* _Problem to work on_
Each entry must be reproduced precisely as it stands.

* _Provided entries_
....

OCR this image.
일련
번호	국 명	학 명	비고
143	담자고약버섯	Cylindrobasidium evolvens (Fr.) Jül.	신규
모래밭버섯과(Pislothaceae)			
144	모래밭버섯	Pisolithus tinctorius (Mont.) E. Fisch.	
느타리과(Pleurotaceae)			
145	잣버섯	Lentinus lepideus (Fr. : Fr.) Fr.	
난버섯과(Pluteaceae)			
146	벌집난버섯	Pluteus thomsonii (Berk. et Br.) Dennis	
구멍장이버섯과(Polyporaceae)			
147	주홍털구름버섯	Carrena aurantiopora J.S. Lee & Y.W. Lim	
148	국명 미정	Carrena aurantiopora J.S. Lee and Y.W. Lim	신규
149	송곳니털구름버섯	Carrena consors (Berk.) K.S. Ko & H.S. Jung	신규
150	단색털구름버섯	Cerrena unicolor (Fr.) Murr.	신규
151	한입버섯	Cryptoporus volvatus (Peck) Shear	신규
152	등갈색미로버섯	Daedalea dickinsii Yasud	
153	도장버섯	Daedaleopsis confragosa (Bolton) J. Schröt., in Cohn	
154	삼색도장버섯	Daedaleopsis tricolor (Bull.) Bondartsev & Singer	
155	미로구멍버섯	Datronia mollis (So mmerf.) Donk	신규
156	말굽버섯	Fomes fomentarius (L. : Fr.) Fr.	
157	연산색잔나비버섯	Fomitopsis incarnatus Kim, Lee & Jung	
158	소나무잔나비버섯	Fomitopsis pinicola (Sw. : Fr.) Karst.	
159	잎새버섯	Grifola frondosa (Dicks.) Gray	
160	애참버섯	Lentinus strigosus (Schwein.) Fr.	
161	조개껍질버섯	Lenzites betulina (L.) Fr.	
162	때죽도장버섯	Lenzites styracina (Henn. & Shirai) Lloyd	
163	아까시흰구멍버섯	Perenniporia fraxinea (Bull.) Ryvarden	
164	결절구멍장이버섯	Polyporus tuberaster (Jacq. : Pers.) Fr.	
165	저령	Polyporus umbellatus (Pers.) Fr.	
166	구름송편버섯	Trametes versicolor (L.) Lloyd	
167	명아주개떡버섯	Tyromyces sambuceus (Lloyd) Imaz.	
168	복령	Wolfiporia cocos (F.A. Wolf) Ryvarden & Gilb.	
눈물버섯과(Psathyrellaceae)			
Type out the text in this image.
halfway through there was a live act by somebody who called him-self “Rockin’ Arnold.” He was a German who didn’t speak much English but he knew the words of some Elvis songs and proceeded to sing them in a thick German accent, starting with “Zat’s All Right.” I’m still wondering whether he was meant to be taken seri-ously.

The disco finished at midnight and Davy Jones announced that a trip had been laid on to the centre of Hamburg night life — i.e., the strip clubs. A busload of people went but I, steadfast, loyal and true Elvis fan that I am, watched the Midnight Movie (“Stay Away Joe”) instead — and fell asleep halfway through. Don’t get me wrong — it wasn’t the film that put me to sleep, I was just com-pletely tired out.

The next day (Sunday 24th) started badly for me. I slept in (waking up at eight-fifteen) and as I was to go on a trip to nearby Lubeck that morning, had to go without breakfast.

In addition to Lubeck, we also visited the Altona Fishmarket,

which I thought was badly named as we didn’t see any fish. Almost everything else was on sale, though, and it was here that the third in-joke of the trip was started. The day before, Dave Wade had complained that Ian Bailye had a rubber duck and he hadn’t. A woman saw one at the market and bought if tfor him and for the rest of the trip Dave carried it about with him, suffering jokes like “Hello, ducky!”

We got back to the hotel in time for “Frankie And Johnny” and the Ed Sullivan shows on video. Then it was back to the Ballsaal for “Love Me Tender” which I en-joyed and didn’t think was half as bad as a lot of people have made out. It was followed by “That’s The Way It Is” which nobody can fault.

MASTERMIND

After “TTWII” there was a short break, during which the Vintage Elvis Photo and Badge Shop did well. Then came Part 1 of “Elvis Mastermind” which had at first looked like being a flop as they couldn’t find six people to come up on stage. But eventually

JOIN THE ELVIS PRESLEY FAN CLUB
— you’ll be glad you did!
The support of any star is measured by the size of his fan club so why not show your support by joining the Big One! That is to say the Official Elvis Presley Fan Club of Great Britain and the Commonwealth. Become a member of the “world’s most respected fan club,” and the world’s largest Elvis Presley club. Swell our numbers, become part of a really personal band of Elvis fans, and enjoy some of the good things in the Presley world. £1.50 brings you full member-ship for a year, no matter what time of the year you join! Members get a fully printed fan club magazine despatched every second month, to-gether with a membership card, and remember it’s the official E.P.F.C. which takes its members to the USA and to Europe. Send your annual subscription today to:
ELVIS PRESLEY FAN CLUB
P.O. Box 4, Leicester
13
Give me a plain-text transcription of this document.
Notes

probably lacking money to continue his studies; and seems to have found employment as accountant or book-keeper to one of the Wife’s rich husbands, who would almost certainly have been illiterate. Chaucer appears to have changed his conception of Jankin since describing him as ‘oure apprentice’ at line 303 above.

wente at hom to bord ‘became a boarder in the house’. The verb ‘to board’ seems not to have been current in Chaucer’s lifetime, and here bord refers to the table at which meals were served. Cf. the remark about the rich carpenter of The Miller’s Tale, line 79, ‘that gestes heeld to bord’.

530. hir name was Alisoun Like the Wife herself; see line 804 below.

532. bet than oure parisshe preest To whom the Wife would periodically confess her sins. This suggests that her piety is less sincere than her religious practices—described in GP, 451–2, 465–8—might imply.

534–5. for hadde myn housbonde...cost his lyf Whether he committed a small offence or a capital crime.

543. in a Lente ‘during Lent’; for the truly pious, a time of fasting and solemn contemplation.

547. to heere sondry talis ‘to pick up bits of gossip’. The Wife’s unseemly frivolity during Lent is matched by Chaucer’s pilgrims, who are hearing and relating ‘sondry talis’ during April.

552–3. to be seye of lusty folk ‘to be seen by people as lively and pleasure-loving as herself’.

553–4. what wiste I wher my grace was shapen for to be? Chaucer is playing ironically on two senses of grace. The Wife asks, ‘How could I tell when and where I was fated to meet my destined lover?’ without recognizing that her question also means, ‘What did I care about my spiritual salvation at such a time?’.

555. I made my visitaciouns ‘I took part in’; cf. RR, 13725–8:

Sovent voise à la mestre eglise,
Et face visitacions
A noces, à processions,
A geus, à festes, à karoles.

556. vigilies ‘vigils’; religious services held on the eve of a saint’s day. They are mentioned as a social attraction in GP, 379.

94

....

* _Complete answer_
OCR this image.
일련
번호	국 명	학 명	비고
143	담자고약버섯	Cylindrobasidium evolvens (Fr.) Jül.	신규
모래밭버섯과(Pislothaceae)			
144	모래밭버섯	Pisolithus tinctorius (Mont.) E. Fisch.	
느타리과(Pleurotaceae)			
145	잣버섯	Lentinus lepideus (Fr. : Fr.) Fr.	
난버섯과(Pluteaceae)			
146	벌집난버섯	Pluteus thomsonii (Berk. et Br.) Dennis	
구멍장이버섯과(Polyporaceae)			
147	주홍털구름버섯	Carrena aurantiopora J.S. Lee & Y.W. Lim	
148	국명 미정	Carrena aurantiopora J.S. Lee and Y.W. Lim	신규
149	송곳니털구름버섯	Carrena consors (Berk.) K.S. Ko & H.S. Jung	신규
150	단색털구름버섯	Cerrena unicolor (Fr.) Murr.	신규
151	한입버섯	Cryptoporus volvatus (Peck) Shear	신규
152	등갈색미로버섯	Daedalea dickinsii Yasud	
153	도장버섯	Daedaleopsis confragosa (Bolton) J. Schröt., in Cohn	
154	삼색도장버섯	Daedaleopsis tricolor (Bull.) Bondartsev & Singer	
155	미로구멍버섯	Datronia mollis (So mmerf.) Donk	신규
156	말굽버섯	Fomes fomentarius (L. : Fr.) Fr.	
157	연산색잔나비버섯	Fomitopsis incarnatus Kim, Lee & Jung	
158	소나무잔나비버섯	Fomitopsis pinicola (Sw. : Fr.) Karst.	
159	잎새버섯	Grifola frondosa (Dicks.) Gray	
160	애참버섯	Lentinus strigosus (Schwein.) Fr.	
161	조개껍질버섯	Lenzites betulina (L.) Fr.	
162	때죽도장버섯	Lenzites styracina (Henn. & Shirai) Lloyd	
163	아까시흰구멍버섯	Perenniporia fraxinea (Bull.) Ryvarden	
164	결절구멍장이버섯	Polyporus tuberaster (Jacq. : Pers.) Fr.	
165	저령	Polyporus umbellatus (Pers.) Fr.	
166	구름송편버섯	Trametes versicolor (L.) Lloyd	
167	명아주개떡버섯	Tyromyces sambuceus (Lloyd) Imaz.	
168	복령	Wolfiporia cocos (F.A. Wolf) Ryvarden & Gilb.	
눈물버섯과(Psathyrellaceae)			
Type out the text in this image.
halfway through there was a live act by somebody who called him-self “Rockin’ Arnold.” He was a German who didn’t speak much English but he knew the words of some Elvis songs and proceeded to sing them in a thick German accent, starting with “Zat’s All Right.” I’m still wondering whether he was meant to be taken seri-ously.

The disco finished at midnight and Davy Jones announced that a trip had been laid on to the centre of Hamburg night life — i.e., the strip clubs. A busload of people went but I, steadfast, loyal and true Elvis fan that I am, watched the Midnight Movie (“Stay Away Joe”) instead — and fell asleep halfway through. Don’t get me wrong — it wasn’t the film that put me to sleep, I was just com-pletely tired out.

The next day (Sunday 24th) started badly for me. I slept in (waking up at eight-fifteen) and as I was to go on a trip to nearby Lubeck that morning, had to go without breakfast.

In addition to Lubeck, we also visited the Altona Fishmarket,

which I thought was badly named as we didn’t see any fish. Almost everything else was on sale, though, and it was here that the third in-joke of the trip was started. The day before, Dave Wade had complained that Ian Bailye had a rubber duck and he hadn’t. A woman saw one at the market and bought if tfor him and for the rest of the trip Dave carried it about with him, suffering jokes like “Hello, ducky!”

We got back to the hotel in time for “Frankie And Johnny” and the Ed Sullivan shows on video. Then it was back to the Ballsaal for “Love Me Tender” which I en-joyed and didn’t think was half as bad as a lot of people have made out. It was followed by “That’s The Way It Is” which nobody can fault.

MASTERMIND

After “TTWII” there was a short break, during which the Vintage Elvis Photo and Badge Shop did well. Then came Part 1 of “Elvis Mastermind” which had at first looked like being a flop as they couldn’t find six people to come up on stage. But eventually

JOIN THE ELVIS PRESLEY FAN CLUB
— you’ll be glad you did!
The support of any star is measured by the size of his fan club so why not show your support by joining the Big One! That is to say the Official Elvis Presley Fan Club of Great Britain and the Commonwealth. Become a member of the “world’s most respected fan club,” and the world’s largest Elvis Presley club. Swell our numbers, become part of a really personal band of Elvis fans, and enjoy some of the good things in the Presley world. £1.50 brings you full member-ship for a year, no matter what time of the year you join! Members get a fully printed fan club magazine despatched every second month, to-gether with a membership card, and remember it’s the official E.P.F.C. which takes its members to the USA and to Europe. Send your annual subscription today to:
ELVIS PRESLEY FAN CLUB
P.O. Box 4, Leicester
13
Give me a plain-text transcription of this document.
Notes

probably lacking money to continue his studies; and seems to have found employment as accountant or book-keeper to one of the Wife’s rich husbands, who would almost certainly have been illiterate. Chaucer appears to have changed his conception of Jankin since describing him as ‘oure apprentice’ at line 303 above.

wente at hom to bord ‘became a boarder in the house’. The verb ‘to board’ seems not to have been current in Chaucer’s lifetime, and here bord refers to the table at which meals were served. Cf. the remark about the rich carpenter of The Miller’s Tale, line 79, ‘that gestes heeld to bord’.

530. hir name was Alisoun Like the Wife herself; see line 804 below.

532. bet than oure parisshe preest To whom the Wife would periodically confess her sins. This suggests that her piety is less sincere than her religious practices—described in GP, 451–2, 465–8—might imply.

534–5. for hadde myn housbonde...cost his lyf Whether he committed a small offence or a capital crime.

543. in a Lente ‘during Lent’; for the truly pious, a time of fasting and solemn contemplation.

547. to heere sondry talis ‘to pick up bits of gossip’. The Wife’s unseemly frivolity during Lent is matched by Chaucer’s pilgrims, who are hearing and relating ‘sondry talis’ during April.

552–3. to be seye of lusty folk ‘to be seen by people as lively and pleasure-loving as herself’.

553–4. what wiste I wher my grace was shapen for to be? Chaucer is playing ironically on two senses of grace. The Wife asks, ‘How could I tell when and where I was fated to meet my destined lover?’ without recognizing that her question also means, ‘What did I care about my spiritual salvation at such a time?’.

555. I made my visitaciouns ‘I took part in’; cf. RR, 13725–8:

Sovent voise à la mestre eglise,
Et face visitacions
A noces, à processions,
A geus, à festes, à karoles.

556. vigilies ‘vigils’; religious services held on the eve of a saint’s day. They are mentioned as a social attraction in GP, 379.

94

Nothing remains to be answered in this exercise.